#### Description of the task
Each line below should be quoted exactly, please.

____ Data to use

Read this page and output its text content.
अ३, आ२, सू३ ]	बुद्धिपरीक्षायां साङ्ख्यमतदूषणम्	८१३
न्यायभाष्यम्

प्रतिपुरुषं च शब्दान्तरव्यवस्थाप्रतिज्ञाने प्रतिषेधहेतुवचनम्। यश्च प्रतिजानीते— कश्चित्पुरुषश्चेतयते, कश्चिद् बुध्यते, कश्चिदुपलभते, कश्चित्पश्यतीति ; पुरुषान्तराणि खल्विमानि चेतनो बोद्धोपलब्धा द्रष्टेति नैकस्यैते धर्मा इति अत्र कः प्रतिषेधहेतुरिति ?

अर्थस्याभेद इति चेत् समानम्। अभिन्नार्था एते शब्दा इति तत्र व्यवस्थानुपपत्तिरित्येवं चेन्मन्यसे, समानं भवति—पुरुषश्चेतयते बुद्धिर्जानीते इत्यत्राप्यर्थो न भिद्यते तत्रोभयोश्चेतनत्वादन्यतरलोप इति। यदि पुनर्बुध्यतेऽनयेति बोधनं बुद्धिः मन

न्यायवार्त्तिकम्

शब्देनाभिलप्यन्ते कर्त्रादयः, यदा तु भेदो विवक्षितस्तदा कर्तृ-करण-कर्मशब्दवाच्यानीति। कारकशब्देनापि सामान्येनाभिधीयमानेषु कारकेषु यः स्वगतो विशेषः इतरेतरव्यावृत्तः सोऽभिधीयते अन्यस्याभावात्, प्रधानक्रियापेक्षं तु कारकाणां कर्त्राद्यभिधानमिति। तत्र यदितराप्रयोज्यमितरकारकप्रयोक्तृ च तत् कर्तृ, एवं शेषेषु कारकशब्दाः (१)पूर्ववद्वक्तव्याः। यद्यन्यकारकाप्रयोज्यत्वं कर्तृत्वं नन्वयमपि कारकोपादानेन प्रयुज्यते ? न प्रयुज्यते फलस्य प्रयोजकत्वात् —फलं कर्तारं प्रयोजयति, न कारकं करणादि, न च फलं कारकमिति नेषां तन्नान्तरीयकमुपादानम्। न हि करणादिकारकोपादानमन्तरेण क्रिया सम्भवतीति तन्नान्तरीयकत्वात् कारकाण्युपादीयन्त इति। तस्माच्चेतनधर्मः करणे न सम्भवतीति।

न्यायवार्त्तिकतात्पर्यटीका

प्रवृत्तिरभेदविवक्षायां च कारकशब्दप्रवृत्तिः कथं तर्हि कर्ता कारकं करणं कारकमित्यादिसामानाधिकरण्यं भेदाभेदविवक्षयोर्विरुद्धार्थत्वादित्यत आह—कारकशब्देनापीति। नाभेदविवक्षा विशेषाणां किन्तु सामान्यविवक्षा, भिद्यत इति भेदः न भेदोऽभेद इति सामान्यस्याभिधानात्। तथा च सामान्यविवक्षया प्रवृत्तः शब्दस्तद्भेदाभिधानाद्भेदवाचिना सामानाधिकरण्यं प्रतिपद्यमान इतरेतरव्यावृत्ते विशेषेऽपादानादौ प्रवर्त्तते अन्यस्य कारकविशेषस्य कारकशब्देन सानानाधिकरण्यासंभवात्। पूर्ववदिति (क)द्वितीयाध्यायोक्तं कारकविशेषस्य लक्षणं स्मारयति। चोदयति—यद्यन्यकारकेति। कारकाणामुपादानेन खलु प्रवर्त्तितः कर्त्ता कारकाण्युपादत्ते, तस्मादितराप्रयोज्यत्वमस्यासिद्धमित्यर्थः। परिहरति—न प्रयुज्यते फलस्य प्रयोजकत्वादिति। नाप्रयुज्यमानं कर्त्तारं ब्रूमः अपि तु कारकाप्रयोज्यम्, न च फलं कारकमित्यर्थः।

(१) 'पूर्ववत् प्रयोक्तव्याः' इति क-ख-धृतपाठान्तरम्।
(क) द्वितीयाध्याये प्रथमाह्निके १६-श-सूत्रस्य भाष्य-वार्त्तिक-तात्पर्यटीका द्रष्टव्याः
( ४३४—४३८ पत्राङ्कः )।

________

#### Correct result
Read this page and output its text content.
अ३, आ२, सू३ ]	बुद्धिपरीक्षायां साङ्ख्यमतदूषणम्	८१३
न्यायभाष्यम्

प्रतिपुरुषं च शब्दान्तरव्यवस्थाप्रतिज्ञाने प्रतिषेधहेतुवचनम्। यश्च प्रतिजानीते— कश्चित्पुरुषश्चेतयते, कश्चिद् बुध्यते, कश्चिदुपलभते, कश्चित्पश्यतीति ; पुरुषान्तराणि खल्विमानि चेतनो बोद्धोपलब्धा द्रष्टेति नैकस्यैते धर्मा इति अत्र कः प्रतिषेधहेतुरिति ?

अर्थस्याभेद इति चेत् समानम्। अभिन्नार्था एते शब्दा इति तत्र व्यवस्थानुपपत्तिरित्येवं चेन्मन्यसे, समानं भवति—पुरुषश्चेतयते बुद्धिर्जानीते इत्यत्राप्यर्थो न भिद्यते तत्रोभयोश्चेतनत्वादन्यतरलोप इति। यदि पुनर्बुध्यतेऽनयेति बोधनं बुद्धिः मन

न्यायवार्त्तिकम्

शब्देनाभिलप्यन्ते कर्त्रादयः, यदा तु भेदो विवक्षितस्तदा कर्तृ-करण-कर्मशब्दवाच्यानीति। कारकशब्देनापि सामान्येनाभिधीयमानेषु कारकेषु यः स्वगतो विशेषः इतरेतरव्यावृत्तः सोऽभिधीयते अन्यस्याभावात्, प्रधानक्रियापेक्षं तु कारकाणां कर्त्राद्यभिधानमिति। तत्र यदितराप्रयोज्यमितरकारकप्रयोक्तृ च तत् कर्तृ, एवं शेषेषु कारकशब्दाः (१)पूर्ववद्वक्तव्याः। यद्यन्यकारकाप्रयोज्यत्वं कर्तृत्वं नन्वयमपि कारकोपादानेन प्रयुज्यते ? न प्रयुज्यते फलस्य प्रयोजकत्वात् —फलं कर्तारं प्रयोजयति, न कारकं करणादि, न च फलं कारकमिति नेषां तन्नान्तरीयकमुपादानम्। न हि करणादिकारकोपादानमन्तरेण क्रिया सम्भवतीति तन्नान्तरीयकत्वात् कारकाण्युपादीयन्त इति। तस्माच्चेतनधर्मः करणे न सम्भवतीति।

न्यायवार्त्तिकतात्पर्यटीका

प्रवृत्तिरभेदविवक्षायां च कारकशब्दप्रवृत्तिः कथं तर्हि कर्ता कारकं करणं कारकमित्यादिसामानाधिकरण्यं भेदाभेदविवक्षयोर्विरुद्धार्थत्वादित्यत आह—कारकशब्देनापीति। नाभेदविवक्षा विशेषाणां किन्तु सामान्यविवक्षा, भिद्यत इति भेदः न भेदोऽभेद इति सामान्यस्याभिधानात्। तथा च सामान्यविवक्षया प्रवृत्तः शब्दस्तद्भेदाभिधानाद्भेदवाचिना सामानाधिकरण्यं प्रतिपद्यमान इतरेतरव्यावृत्ते विशेषेऽपादानादौ प्रवर्त्तते अन्यस्य कारकविशेषस्य कारकशब्देन सानानाधिकरण्यासंभवात्। पूर्ववदिति (क)द्वितीयाध्यायोक्तं कारकविशेषस्य लक्षणं स्मारयति। चोदयति—यद्यन्यकारकेति। कारकाणामुपादानेन खलु प्रवर्त्तितः कर्त्ता कारकाण्युपादत्ते, तस्मादितराप्रयोज्यत्वमस्यासिद्धमित्यर्थः। परिहरति—न प्रयुज्यते फलस्य प्रयोजकत्वादिति। नाप्रयुज्यमानं कर्त्तारं ब्रूमः अपि तु कारकाप्रयोज्यम्, न च फलं कारकमित्यर्थः।

(१) 'पूर्ववत् प्रयोक्तव्याः' इति क-ख-धृतपाठान्तरम्।
(क) द्वितीयाध्याये प्रथमाह्निके १६-श-सूत्रस्य भाष्य-वार्त्तिक-तात्पर्यटीका द्रष्टव्याः
( ४३४—४३८ पत्राङ्कः )।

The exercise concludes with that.